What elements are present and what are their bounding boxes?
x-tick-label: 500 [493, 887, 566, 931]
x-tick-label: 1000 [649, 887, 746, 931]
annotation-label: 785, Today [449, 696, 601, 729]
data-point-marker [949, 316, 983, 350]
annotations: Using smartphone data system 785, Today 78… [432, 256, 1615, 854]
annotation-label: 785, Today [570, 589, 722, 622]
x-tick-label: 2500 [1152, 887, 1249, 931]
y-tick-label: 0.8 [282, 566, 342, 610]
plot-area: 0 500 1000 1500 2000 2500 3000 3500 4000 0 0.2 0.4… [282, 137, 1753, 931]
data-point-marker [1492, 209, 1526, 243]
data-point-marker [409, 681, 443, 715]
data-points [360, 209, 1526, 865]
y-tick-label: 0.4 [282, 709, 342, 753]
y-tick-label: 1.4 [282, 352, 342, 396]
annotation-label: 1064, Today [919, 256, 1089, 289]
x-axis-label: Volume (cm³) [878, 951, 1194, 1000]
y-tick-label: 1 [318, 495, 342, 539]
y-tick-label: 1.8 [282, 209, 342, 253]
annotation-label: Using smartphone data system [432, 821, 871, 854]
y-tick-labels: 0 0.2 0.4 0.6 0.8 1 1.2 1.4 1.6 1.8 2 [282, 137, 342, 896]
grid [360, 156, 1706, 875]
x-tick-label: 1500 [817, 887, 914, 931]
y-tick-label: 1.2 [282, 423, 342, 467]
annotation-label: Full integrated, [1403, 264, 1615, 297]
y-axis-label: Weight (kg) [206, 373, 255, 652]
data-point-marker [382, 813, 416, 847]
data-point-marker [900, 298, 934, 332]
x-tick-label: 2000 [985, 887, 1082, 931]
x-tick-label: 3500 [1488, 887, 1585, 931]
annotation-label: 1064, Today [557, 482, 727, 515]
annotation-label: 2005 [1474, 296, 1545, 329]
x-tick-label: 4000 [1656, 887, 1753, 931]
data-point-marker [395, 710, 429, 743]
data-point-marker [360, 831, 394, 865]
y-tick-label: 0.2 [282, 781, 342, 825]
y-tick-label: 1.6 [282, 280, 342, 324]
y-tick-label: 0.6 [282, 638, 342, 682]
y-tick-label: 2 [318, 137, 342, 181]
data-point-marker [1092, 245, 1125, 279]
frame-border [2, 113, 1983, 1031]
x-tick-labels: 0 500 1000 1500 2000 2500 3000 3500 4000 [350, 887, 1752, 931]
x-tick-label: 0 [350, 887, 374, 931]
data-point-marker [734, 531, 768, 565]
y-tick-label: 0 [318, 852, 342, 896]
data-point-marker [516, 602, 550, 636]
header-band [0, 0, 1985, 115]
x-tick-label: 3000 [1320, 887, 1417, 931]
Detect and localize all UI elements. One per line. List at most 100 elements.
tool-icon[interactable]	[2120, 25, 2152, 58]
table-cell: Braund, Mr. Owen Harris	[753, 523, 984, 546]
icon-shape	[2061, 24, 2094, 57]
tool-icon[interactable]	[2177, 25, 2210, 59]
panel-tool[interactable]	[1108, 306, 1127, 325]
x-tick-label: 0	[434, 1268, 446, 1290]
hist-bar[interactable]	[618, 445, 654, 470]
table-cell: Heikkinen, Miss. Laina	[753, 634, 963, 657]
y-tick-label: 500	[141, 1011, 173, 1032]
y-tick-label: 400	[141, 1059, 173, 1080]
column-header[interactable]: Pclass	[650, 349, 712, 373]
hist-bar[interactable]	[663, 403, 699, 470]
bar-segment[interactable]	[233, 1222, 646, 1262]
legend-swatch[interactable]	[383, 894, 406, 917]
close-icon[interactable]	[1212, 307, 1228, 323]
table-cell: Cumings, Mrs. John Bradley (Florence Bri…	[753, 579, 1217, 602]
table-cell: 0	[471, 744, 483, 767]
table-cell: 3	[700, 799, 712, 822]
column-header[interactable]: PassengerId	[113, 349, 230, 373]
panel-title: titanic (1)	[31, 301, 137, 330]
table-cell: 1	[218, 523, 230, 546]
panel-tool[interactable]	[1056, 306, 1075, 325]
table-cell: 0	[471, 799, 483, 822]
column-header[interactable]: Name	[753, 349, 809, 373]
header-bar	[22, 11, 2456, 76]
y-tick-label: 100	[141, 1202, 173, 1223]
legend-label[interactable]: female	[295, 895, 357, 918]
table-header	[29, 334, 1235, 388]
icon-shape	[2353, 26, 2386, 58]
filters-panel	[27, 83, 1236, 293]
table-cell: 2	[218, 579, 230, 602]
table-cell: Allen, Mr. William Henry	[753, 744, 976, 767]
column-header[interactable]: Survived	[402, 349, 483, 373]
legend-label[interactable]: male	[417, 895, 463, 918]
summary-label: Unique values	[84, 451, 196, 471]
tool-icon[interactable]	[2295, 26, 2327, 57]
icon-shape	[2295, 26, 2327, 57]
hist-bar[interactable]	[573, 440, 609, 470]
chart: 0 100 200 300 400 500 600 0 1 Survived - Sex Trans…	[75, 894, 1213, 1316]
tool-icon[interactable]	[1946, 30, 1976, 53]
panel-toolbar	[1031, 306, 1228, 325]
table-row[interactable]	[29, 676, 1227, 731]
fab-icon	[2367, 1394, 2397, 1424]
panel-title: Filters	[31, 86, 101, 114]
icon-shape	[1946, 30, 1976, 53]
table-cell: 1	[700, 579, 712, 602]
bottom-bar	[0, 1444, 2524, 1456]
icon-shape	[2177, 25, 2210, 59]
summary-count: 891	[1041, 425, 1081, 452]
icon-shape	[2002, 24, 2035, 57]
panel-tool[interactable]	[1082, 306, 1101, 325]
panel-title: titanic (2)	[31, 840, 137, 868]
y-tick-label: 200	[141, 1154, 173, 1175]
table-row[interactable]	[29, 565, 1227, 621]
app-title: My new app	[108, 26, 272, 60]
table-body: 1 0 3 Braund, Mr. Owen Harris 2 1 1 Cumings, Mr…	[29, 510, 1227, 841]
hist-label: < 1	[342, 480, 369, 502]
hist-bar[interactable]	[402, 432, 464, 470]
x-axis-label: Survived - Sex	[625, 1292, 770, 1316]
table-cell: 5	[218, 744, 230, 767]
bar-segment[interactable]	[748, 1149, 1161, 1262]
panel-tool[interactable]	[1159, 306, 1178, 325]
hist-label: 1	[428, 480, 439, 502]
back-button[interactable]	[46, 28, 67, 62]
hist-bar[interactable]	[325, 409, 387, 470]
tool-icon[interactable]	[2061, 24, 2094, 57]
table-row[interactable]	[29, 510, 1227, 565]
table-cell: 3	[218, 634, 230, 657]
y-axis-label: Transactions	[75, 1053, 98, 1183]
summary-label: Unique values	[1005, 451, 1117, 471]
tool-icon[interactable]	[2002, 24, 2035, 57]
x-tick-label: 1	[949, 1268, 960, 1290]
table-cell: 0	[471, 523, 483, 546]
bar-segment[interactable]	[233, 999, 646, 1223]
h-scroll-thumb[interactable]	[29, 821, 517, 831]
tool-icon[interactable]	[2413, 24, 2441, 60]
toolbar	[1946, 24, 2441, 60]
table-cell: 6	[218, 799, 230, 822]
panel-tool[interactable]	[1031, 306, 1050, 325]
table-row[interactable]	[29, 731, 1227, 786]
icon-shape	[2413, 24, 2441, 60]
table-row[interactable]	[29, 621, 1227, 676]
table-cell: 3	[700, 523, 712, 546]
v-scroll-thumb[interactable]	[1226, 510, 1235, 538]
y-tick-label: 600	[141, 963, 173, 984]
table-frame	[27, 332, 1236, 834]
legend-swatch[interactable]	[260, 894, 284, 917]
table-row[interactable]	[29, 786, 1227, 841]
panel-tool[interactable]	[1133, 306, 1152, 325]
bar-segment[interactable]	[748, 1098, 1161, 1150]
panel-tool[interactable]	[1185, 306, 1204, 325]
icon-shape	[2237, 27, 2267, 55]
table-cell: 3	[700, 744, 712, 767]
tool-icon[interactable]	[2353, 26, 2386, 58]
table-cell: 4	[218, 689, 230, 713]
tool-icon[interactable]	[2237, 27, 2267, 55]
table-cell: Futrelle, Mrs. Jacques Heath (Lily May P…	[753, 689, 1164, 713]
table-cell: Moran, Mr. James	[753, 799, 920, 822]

========================================

▸ **REQUIREMENTS**:
Can you copy out, word for word, everything from the very start of the data down to and including the line that contains "y-tick-label: 1.2 [282, 423, 342, 467]"?

▸ **RESPONSE**:
What elements are present and what are their bounding boxes?
x-tick-label: 500 [493, 887, 566, 931]
x-tick-label: 1000 [649, 887, 746, 931]
annotation-label: 785, Today [449, 696, 601, 729]
data-point-marker [949, 316, 983, 350]
annotations: Using smartphone data system 785, Today 78… [432, 256, 1615, 854]
annotation-label: 785, Today [570, 589, 722, 622]
x-tick-label: 2500 [1152, 887, 1249, 931]
y-tick-label: 0.8 [282, 566, 342, 610]
plot-area: 0 500 1000 1500 2000 2500 3000 3500 4000 0 0.2 0.4… [282, 137, 1753, 931]
data-point-marker [1492, 209, 1526, 243]
data-point-marker [409, 681, 443, 715]
data-points [360, 209, 1526, 865]
y-tick-label: 0.4 [282, 709, 342, 753]
y-tick-label: 1.4 [282, 352, 342, 396]
annotation-label: 1064, Today [919, 256, 1089, 289]
x-axis-label: Volume (cm³) [878, 951, 1194, 1000]
y-tick-label: 1 [318, 495, 342, 539]
y-tick-label: 1.8 [282, 209, 342, 253]
annotation-label: Using smartphone data system [432, 821, 871, 854]
y-tick-labels: 0 0.2 0.4 0.6 0.8 1 1.2 1.4 1.6 1.8 2 [282, 137, 342, 896]
grid [360, 156, 1706, 875]
x-tick-label: 1500 [817, 887, 914, 931]
y-tick-label: 1.2 [282, 423, 342, 467]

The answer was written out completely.